Go through the records and extract every line with the word "изотопа".

━━━━

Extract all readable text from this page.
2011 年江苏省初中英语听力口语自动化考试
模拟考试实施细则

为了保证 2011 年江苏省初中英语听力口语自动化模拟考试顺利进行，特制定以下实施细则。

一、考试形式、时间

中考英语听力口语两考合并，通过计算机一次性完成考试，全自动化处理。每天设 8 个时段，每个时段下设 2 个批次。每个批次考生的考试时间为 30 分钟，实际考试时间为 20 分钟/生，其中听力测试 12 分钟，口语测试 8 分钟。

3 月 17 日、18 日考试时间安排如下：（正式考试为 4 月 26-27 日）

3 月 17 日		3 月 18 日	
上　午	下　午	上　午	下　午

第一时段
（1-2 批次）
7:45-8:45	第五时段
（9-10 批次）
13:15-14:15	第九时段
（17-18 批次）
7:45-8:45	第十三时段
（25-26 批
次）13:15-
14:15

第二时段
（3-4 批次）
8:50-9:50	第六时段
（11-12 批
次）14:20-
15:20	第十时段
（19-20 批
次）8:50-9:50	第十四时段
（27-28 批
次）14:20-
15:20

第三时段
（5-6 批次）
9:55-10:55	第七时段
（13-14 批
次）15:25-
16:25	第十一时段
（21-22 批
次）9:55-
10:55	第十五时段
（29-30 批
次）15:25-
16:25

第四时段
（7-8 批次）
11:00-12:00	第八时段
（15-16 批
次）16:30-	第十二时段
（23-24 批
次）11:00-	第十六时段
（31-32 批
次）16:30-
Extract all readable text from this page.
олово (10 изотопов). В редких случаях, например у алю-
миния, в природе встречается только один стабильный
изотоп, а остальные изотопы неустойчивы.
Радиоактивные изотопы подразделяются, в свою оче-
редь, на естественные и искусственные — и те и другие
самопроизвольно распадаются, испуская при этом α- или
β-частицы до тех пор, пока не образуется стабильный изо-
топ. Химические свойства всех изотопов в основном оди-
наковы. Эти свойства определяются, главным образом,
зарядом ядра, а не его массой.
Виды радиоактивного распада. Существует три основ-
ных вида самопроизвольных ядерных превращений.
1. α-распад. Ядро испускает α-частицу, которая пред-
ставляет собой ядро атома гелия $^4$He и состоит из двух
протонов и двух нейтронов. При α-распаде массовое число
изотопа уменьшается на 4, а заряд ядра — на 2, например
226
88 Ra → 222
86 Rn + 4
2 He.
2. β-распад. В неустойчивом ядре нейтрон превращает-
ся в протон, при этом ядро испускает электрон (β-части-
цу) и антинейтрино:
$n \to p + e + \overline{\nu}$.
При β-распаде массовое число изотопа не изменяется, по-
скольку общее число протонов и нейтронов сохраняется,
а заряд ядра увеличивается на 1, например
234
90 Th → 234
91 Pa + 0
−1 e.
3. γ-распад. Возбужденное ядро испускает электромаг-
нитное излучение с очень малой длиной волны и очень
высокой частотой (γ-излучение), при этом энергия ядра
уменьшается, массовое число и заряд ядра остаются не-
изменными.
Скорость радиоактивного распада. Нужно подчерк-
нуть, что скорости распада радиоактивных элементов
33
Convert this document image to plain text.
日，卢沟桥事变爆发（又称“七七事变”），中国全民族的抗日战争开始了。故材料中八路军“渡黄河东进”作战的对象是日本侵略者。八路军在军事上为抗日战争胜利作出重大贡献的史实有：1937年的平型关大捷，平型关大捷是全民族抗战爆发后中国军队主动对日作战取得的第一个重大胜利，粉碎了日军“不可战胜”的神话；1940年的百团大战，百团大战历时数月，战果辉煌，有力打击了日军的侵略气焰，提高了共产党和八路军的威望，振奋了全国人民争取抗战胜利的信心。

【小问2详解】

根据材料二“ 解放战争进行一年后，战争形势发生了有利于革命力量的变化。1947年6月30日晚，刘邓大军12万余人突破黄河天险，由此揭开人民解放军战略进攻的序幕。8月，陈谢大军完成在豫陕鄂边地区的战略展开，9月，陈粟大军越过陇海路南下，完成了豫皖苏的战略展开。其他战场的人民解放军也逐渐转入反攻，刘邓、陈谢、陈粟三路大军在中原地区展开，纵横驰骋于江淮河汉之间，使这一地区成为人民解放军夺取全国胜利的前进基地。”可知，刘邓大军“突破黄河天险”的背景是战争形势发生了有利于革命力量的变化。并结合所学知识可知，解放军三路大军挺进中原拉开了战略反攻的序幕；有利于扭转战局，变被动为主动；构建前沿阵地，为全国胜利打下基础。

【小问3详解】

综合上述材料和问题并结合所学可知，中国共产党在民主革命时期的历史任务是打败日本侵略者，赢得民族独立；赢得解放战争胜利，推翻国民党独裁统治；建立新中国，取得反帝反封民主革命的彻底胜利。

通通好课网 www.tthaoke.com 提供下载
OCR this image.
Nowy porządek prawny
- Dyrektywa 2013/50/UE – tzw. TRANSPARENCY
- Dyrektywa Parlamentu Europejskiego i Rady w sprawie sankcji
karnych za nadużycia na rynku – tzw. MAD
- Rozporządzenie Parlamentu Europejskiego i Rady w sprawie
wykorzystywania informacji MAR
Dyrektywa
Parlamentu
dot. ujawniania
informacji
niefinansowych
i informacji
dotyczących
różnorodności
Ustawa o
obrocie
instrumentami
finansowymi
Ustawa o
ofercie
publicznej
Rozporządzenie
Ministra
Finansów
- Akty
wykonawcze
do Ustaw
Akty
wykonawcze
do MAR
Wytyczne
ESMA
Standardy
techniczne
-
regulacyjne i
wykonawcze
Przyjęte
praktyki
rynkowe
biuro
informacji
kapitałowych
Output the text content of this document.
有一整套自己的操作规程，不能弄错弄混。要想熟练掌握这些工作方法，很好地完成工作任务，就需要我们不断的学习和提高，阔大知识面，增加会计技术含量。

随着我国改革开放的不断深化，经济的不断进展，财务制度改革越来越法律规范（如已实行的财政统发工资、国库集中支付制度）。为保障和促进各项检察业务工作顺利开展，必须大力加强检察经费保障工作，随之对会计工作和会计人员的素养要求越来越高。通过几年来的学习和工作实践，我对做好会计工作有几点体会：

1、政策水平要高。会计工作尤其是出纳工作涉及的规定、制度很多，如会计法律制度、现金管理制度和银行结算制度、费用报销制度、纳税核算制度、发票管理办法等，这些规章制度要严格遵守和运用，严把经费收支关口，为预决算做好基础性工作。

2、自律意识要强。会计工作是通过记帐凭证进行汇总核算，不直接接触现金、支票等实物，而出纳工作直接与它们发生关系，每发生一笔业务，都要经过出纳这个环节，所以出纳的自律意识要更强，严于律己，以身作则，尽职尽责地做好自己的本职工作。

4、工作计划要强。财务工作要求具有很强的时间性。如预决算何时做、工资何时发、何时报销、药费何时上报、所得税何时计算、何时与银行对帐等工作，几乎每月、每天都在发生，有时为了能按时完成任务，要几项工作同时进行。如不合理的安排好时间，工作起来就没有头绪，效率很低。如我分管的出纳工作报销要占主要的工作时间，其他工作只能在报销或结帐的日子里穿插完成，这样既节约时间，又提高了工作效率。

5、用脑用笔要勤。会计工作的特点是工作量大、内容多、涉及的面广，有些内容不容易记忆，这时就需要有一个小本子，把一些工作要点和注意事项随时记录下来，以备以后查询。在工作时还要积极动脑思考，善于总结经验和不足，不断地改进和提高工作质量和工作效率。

━━━━

COMPLETED EXERCISE:
изотопа уменьшается на 4, а заряд ядра — на 2, например
При β-распаде массовое число изотопа не изменяется, по-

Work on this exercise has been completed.